• **RECORDS FOR PROCESSING**:
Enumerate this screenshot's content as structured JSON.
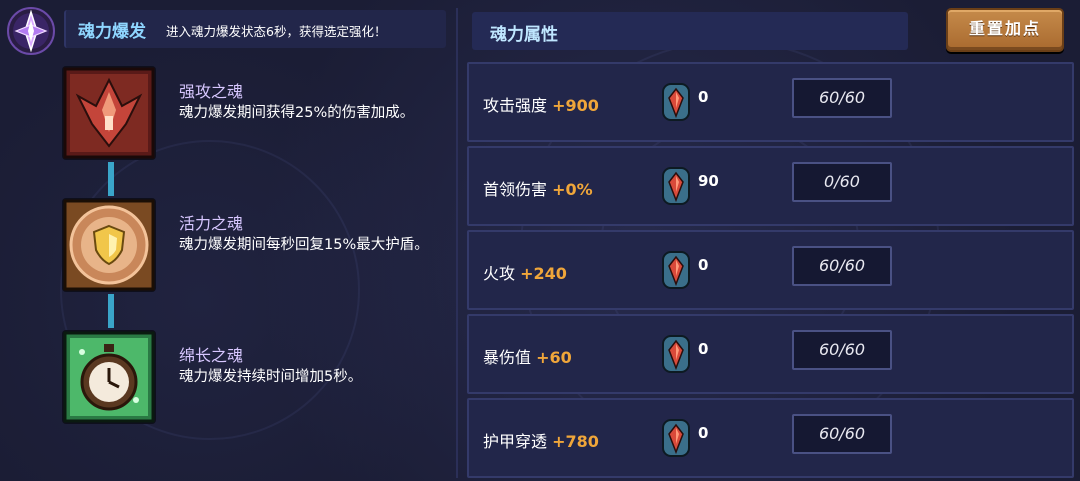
{
  "burst": {
    "title": "魂力爆发",
    "description": "进入魂力爆发状态6秒，获得选定强化！",
    "emblem_icon": "purple-crystal-emblem-icon"
  },
  "souls": [
    {
      "name": "强攻之魂",
      "description": "魂力爆发期间获得25%的伤害加成。",
      "icon": "red-claw-icon"
    },
    {
      "name": "活力之魂",
      "description": "魂力爆发期间每秒回复15%最大护盾。",
      "icon": "golden-shield-icon"
    },
    {
      "name": "绵长之魂",
      "description": "魂力爆发持续时间增加5秒。",
      "icon": "green-stopwatch-icon"
    }
  ],
  "attributes_panel": {
    "title": "魂力属性",
    "reset_label": "重置加点"
  },
  "attributes": [
    {
      "name": "攻击强度",
      "bonus": "+900",
      "invested": "0",
      "level": "60/60"
    },
    {
      "name": "首领伤害",
      "bonus": "+0%",
      "invested": "90",
      "level": "0/60"
    },
    {
      "name": "火攻",
      "bonus": "+240",
      "invested": "0",
      "level": "60/60"
    },
    {
      "name": "暴伤值",
      "bonus": "+60",
      "invested": "0",
      "level": "60/60"
    },
    {
      "name": "护甲穿透",
      "bonus": "+780",
      "invested": "0",
      "level": "60/60"
    }
  ],
  "colors": {
    "background": "#1b1d35",
    "accent_title": "#8fd6ff",
    "bonus": "#f0a63a",
    "button": "#b97a3c",
    "connector": "#3aa5c9"
  }
}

• **WHAT IS REQUIRED**: All the material shown above is to be copied exactly, with no pictures carried over.

• **CORRECT ANSWER**:
Enumerate this screenshot's content as structured JSON.
{
  "burst": {
    "title": "魂力爆发",
    "description": "进入魂力爆发状态6秒，获得选定强化！",
    "emblem_icon": "purple-crystal-emblem-icon"
  },
  "souls": [
    {
      "name": "强攻之魂",
      "description": "魂力爆发期间获得25%的伤害加成。",
      "icon": "red-claw-icon"
    },
    {
      "name": "活力之魂",
      "description": "魂力爆发期间每秒回复15%最大护盾。",
      "icon": "golden-shield-icon"
    },
    {
      "name": "绵长之魂",
      "description": "魂力爆发持续时间增加5秒。",
      "icon": "green-stopwatch-icon"
    }
  ],
  "attributes_panel": {
    "title": "魂力属性",
    "reset_label": "重置加点"
  },
  "attributes": [
    {
      "name": "攻击强度",
      "bonus": "+900",
      "invested": "0",
      "level": "60/60"
    },
    {
      "name": "首领伤害",
      "bonus": "+0%",
      "invested": "90",
      "level": "0/60"
    },
    {
      "name": "火攻",
      "bonus": "+240",
      "invested": "0",
      "level": "60/60"
    },
    {
      "name": "暴伤值",
      "bonus": "+60",
      "invested": "0",
      "level": "60/60"
    },
    {
      "name": "护甲穿透",
      "bonus": "+780",
      "invested": "0",
      "level": "60/60"
    }
  ],
  "colors": {
    "background": "#1b1d35",
    "accent_title": "#8fd6ff",
    "bonus": "#f0a63a",
    "button": "#b97a3c",
    "connector": "#3aa5c9"
  }
}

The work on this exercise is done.